Each line of the material below that holds the word "billboard" needs to be copied.

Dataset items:
>>
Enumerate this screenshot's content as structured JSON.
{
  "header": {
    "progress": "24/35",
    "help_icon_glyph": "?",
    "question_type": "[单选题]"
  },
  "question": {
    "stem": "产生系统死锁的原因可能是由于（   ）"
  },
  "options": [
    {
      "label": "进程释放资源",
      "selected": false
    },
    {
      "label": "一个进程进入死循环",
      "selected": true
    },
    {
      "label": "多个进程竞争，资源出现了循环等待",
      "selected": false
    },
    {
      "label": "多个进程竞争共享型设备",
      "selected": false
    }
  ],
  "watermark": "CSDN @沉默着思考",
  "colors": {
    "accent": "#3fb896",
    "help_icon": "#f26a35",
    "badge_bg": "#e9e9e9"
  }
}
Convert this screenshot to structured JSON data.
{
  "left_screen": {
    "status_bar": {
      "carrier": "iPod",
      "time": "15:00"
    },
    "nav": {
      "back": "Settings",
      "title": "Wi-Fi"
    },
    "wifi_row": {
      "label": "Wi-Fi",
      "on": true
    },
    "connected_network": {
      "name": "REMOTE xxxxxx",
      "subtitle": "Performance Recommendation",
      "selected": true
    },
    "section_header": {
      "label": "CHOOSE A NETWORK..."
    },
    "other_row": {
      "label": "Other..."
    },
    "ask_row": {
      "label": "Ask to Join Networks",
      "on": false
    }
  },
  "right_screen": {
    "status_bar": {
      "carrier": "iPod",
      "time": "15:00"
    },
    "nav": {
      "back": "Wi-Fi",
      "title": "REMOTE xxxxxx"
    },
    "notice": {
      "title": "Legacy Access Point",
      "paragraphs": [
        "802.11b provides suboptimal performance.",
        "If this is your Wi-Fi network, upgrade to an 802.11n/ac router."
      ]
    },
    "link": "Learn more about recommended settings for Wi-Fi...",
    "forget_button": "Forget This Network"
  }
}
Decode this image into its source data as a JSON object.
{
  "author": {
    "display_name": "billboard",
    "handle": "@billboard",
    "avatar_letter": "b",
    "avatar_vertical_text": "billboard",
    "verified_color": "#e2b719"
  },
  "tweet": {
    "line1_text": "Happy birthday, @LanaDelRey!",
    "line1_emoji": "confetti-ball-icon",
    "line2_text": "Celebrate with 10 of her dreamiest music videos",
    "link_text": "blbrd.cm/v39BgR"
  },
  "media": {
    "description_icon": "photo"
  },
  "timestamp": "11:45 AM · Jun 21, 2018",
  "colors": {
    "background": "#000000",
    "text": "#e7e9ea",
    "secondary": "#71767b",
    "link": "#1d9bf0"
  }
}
<<
Expected output:
    "display_name": "billboard",
    "handle": "@billboard",
    "avatar_vertical_text": "billboard",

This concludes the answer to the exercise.